[Data entries for graphics]

•••••

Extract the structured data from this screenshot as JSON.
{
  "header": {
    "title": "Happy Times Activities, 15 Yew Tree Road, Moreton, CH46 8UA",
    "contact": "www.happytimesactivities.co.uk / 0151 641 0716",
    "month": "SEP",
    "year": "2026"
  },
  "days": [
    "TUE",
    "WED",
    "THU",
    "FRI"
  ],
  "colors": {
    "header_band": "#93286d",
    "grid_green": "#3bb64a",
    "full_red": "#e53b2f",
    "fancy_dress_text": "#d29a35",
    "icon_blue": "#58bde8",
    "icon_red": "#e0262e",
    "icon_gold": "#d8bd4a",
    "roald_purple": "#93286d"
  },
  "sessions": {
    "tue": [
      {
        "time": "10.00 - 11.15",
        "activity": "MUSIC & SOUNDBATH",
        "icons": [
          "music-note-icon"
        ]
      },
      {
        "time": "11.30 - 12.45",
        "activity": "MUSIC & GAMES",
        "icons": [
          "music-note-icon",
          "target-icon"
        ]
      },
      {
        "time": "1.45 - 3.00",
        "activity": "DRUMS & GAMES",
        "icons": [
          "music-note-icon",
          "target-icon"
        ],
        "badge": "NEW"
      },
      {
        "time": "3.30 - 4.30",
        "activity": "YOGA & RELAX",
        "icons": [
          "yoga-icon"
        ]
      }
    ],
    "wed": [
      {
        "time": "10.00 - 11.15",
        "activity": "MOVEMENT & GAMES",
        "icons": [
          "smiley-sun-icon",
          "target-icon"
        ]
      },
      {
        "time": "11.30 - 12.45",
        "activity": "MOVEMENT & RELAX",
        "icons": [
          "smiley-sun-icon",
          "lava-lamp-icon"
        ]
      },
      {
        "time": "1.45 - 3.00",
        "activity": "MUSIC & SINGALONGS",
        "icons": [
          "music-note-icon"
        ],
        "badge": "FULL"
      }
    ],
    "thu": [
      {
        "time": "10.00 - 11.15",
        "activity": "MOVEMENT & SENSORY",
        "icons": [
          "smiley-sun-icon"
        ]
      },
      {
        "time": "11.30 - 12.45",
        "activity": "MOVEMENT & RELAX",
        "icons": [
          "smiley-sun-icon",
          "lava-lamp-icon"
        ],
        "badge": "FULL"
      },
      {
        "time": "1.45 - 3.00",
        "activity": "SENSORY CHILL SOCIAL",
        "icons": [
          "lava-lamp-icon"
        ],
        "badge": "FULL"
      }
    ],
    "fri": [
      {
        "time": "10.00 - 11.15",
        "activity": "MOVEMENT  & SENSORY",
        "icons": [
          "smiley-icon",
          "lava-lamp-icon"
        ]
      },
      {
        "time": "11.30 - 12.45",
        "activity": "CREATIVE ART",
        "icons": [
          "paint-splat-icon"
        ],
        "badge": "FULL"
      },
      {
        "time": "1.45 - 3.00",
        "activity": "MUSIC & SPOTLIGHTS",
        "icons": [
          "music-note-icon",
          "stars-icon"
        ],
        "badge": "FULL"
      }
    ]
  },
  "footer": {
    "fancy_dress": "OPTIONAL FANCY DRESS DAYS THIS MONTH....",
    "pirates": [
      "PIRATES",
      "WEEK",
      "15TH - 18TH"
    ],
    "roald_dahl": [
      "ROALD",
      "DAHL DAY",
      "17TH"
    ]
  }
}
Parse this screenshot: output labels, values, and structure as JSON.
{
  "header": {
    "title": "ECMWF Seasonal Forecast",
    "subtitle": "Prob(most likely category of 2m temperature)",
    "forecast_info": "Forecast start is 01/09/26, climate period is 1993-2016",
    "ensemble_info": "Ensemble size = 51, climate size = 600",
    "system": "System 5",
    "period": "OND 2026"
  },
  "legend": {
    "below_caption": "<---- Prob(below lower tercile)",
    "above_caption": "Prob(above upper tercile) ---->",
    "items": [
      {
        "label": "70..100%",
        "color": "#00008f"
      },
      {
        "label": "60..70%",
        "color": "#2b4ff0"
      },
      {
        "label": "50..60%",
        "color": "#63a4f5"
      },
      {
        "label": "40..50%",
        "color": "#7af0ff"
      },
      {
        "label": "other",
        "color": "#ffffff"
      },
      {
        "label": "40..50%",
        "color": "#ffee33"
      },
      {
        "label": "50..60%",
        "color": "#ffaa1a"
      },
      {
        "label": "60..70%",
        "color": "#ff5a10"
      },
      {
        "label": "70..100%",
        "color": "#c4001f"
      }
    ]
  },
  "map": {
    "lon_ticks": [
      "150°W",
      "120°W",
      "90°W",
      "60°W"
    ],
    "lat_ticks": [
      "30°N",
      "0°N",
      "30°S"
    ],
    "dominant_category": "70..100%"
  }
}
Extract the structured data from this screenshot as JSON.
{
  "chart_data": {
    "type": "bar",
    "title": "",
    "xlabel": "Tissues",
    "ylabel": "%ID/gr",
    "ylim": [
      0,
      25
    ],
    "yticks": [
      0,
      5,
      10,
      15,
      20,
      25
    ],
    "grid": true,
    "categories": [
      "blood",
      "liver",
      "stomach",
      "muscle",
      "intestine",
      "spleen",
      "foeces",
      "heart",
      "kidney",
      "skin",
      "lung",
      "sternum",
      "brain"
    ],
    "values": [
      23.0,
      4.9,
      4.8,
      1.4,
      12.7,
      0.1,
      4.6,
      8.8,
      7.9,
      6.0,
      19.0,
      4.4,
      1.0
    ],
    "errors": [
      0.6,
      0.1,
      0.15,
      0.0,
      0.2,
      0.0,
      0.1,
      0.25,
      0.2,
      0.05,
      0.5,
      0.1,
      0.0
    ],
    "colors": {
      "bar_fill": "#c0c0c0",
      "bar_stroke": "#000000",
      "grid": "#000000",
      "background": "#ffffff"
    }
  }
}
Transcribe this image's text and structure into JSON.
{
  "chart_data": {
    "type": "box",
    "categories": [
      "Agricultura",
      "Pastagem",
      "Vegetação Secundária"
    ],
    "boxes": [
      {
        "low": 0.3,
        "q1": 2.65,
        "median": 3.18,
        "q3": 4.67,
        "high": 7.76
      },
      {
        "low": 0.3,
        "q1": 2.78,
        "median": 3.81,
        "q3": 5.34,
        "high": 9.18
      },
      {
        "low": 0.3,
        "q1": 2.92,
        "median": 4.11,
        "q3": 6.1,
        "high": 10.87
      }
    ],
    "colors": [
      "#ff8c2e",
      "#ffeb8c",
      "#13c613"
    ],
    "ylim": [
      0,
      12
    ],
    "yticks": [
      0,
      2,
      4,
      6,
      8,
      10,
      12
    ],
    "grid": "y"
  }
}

•••••

__Problem description__
Output the complete data exactly as written.

__Full solution__
Extract the structured data from this screenshot as JSON.
{
  "header": {
    "title": "Happy Times Activities, 15 Yew Tree Road, Moreton, CH46 8UA",
    "contact": "www.happytimesactivities.co.uk / 0151 641 0716",
    "month": "SEP",
    "year": "2026"
  },
  "days": [
    "TUE",
    "WED",
    "THU",
    "FRI"
  ],
  "colors": {
    "header_band": "#93286d",
    "grid_green": "#3bb64a",
    "full_red": "#e53b2f",
    "fancy_dress_text": "#d29a35",
    "icon_blue": "#58bde8",
    "icon_red": "#e0262e",
    "icon_gold": "#d8bd4a",
    "roald_purple": "#93286d"
  },
  "sessions": {
    "tue": [
      {
        "time": "10.00 - 11.15",
        "activity": "MUSIC & SOUNDBATH",
        "icons": [
          "music-note-icon"
        ]
      },
      {
        "time": "11.30 - 12.45",
        "activity": "MUSIC & GAMES",
        "icons": [
          "music-note-icon",
          "target-icon"
        ]
      },
      {
        "time": "1.45 - 3.00",
        "activity": "DRUMS & GAMES",
        "icons": [
          "music-note-icon",
          "target-icon"
        ],
        "badge": "NEW"
      },
      {
        "time": "3.30 - 4.30",
        "activity": "YOGA & RELAX",
        "icons": [
          "yoga-icon"
        ]
      }
    ],
    "wed": [
      {
        "time": "10.00 - 11.15",
        "activity": "MOVEMENT & GAMES",
        "icons": [
          "smiley-sun-icon",
          "target-icon"
        ]
      },
      {
        "time": "11.30 - 12.45",
        "activity": "MOVEMENT & RELAX",
        "icons": [
          "smiley-sun-icon",
          "lava-lamp-icon"
        ]
      },
      {
        "time": "1.45 - 3.00",
        "activity": "MUSIC & SINGALONGS",
        "icons": [
          "music-note-icon"
        ],
        "badge": "FULL"
      }
    ],
    "thu": [
      {
        "time": "10.00 - 11.15",
        "activity": "MOVEMENT & SENSORY",
        "icons": [
          "smiley-sun-icon"
        ]
      },
      {
        "time": "11.30 - 12.45",
        "activity": "MOVEMENT & RELAX",
        "icons": [
          "smiley-sun-icon",
          "lava-lamp-icon"
        ],
        "badge": "FULL"
      },
      {
        "time": "1.45 - 3.00",
        "activity": "SENSORY CHILL SOCIAL",
        "icons": [
          "lava-lamp-icon"
        ],
        "badge": "FULL"
      }
    ],
    "fri": [
      {
        "time": "10.00 - 11.15",
        "activity": "MOVEMENT  & SENSORY",
        "icons": [
          "smiley-icon",
          "lava-lamp-icon"
        ]
      },
      {
        "time": "11.30 - 12.45",
        "activity": "CREATIVE ART",
        "icons": [
          "paint-splat-icon"
        ],
        "badge": "FULL"
      },
      {
        "time": "1.45 - 3.00",
        "activity": "MUSIC & SPOTLIGHTS",
        "icons": [
          "music-note-icon",
          "stars-icon"
        ],
        "badge": "FULL"
      }
    ]
  },
  "footer": {
    "fancy_dress": "OPTIONAL FANCY DRESS DAYS THIS MONTH....",
    "pirates": [
      "PIRATES",
      "WEEK",
      "15TH - 18TH"
    ],
    "roald_dahl": [
      "ROALD",
      "DAHL DAY",
      "17TH"
    ]
  }
}
Parse this screenshot: output labels, values, and structure as JSON.
{
  "header": {
    "title": "ECMWF Seasonal Forecast",
    "subtitle": "Prob(most likely category of 2m temperature)",
    "forecast_info": "Forecast start is 01/09/26, climate period is 1993-2016",
    "ensemble_info": "Ensemble size = 51, climate size = 600",
    "system": "System 5",
    "period": "OND 2026"
  },
  "legend": {
    "below_caption": "<---- Prob(below lower tercile)",
    "above_caption": "Prob(above upper tercile) ---->",
    "items": [
      {
        "label": "70..100%",
        "color": "#00008f"
      },
      {
        "label": "60..70%",
        "color": "#2b4ff0"
      },
      {
        "label": "50..60%",
        "color": "#63a4f5"
      },
      {
        "label": "40..50%",
        "color": "#7af0ff"
      },
      {
        "label": "other",
        "color": "#ffffff"
      },
      {
        "label": "40..50%",
        "color": "#ffee33"
      },
      {
        "label": "50..60%",
        "color": "#ffaa1a"
      },
      {
        "label": "60..70%",
        "color": "#ff5a10"
      },
      {
        "label": "70..100%",
        "color": "#c4001f"
      }
    ]
  },
  "map": {
    "lon_ticks": [
      "150°W",
      "120°W",
      "90°W",
      "60°W"
    ],
    "lat_ticks": [
      "30°N",
      "0°N",
      "30°S"
    ],
    "dominant_category": "70..100%"
  }
}
Extract the structured data from this screenshot as JSON.
{
  "chart_data": {
    "type": "bar",
    "title": "",
    "xlabel": "Tissues",
    "ylabel": "%ID/gr",
    "ylim": [
      0,
      25
    ],
    "yticks": [
      0,
      5,
      10,
      15,
      20,
      25
    ],
    "grid": true,
    "categories": [
      "blood",
      "liver",
      "stomach",
      "muscle",
      "intestine",
      "spleen",
      "foeces",
      "heart",
      "kidney",
      "skin",
      "lung",
      "sternum",
      "brain"
    ],
    "values": [
      23.0,
      4.9,
      4.8,
      1.4,
      12.7,
      0.1,
      4.6,
      8.8,
      7.9,
      6.0,
      19.0,
      4.4,
      1.0
    ],
    "errors": [
      0.6,
      0.1,
      0.15,
      0.0,
      0.2,
      0.0,
      0.1,
      0.25,
      0.2,
      0.05,
      0.5,
      0.1,
      0.0
    ],
    "colors": {
      "bar_fill": "#c0c0c0",
      "bar_stroke": "#000000",
      "grid": "#000000",
      "background": "#ffffff"
    }
  }
}
Transcribe this image's text and structure into JSON.
{
  "chart_data": {
    "type": "box",
    "categories": [
      "Agricultura",
      "Pastagem",
      "Vegetação Secundária"
    ],
    "boxes": [
      {
        "low": 0.3,
        "q1": 2.65,
        "median": 3.18,
        "q3": 4.67,
        "high": 7.76
      },
      {
        "low": 0.3,
        "q1": 2.78,
        "median": 3.81,
        "q3": 5.34,
        "high": 9.18
      },
      {
        "low": 0.3,
        "q1": 2.92,
        "median": 4.11,
        "q3": 6.1,
        "high": 10.87
      }
    ],
    "colors": [
      "#ff8c2e",
      "#ffeb8c",
      "#13c613"
    ],
    "ylim": [
      0,
      12
    ],
    "yticks": [
      0,
      2,
      4,
      6,
      8,
      10,
      12
    ],
    "grid": "y"
  }
}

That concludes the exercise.